■ Written instruction ■
Locate and copy all lines bearing the word "source".

■ Data supplied ■
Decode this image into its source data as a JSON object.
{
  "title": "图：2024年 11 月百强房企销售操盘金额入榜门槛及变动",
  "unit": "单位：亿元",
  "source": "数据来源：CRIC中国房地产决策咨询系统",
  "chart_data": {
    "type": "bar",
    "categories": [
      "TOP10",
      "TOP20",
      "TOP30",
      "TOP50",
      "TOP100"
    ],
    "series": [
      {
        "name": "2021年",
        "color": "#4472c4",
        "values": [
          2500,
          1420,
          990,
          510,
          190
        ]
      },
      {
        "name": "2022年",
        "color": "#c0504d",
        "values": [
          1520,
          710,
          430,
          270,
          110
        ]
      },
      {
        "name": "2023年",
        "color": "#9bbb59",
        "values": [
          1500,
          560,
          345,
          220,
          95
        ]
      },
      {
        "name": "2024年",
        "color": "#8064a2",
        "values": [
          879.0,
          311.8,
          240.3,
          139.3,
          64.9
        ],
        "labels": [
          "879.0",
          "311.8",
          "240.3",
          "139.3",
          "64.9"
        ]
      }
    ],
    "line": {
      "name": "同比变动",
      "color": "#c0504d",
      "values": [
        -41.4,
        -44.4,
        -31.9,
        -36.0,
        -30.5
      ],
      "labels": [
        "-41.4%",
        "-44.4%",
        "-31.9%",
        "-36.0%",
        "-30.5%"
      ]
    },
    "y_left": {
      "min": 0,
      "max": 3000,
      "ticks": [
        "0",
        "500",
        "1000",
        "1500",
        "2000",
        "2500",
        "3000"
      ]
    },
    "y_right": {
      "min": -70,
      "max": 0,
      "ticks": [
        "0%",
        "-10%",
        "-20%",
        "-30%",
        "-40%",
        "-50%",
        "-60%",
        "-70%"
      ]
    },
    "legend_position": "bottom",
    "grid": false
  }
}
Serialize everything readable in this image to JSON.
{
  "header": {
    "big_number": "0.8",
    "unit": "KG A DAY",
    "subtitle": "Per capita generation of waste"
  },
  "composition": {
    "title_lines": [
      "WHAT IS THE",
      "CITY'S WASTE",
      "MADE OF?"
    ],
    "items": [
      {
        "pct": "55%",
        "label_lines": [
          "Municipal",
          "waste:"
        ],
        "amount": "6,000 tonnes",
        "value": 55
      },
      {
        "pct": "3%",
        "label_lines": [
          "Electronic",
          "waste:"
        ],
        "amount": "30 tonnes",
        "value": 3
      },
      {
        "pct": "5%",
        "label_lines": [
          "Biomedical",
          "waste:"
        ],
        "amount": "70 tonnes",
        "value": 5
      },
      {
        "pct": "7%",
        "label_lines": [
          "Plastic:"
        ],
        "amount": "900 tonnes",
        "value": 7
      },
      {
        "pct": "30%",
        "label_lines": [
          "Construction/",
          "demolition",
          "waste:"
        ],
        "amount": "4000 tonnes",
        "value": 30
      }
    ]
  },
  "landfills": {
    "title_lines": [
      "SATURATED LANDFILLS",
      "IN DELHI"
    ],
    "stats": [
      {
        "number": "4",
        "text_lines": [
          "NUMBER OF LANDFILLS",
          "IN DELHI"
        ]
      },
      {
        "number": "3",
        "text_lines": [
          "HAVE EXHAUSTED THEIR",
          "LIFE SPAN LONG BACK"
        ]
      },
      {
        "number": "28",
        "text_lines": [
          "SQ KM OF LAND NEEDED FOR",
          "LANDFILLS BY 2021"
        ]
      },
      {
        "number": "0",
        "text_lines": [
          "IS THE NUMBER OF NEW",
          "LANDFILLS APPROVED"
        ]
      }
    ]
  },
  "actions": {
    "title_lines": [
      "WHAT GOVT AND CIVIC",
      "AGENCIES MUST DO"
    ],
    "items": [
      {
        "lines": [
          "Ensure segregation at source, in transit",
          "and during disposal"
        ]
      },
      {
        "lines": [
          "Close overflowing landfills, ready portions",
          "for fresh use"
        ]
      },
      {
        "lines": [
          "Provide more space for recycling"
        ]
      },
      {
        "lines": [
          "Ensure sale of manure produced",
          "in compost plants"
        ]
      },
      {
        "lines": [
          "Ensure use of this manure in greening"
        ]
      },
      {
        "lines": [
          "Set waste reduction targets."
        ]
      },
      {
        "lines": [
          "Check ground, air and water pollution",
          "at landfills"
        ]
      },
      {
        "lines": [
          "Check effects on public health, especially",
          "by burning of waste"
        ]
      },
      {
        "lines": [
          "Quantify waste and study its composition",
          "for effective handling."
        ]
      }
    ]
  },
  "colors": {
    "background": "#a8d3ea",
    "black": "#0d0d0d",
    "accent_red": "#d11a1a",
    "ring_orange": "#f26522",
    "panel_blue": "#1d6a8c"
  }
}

■ Complete answer ■
Decode this image into its source data as a JSON object.
  "source": "数据来源：CRIC中国房地产决策咨询系统",
          "Ensure segregation at source, in transit",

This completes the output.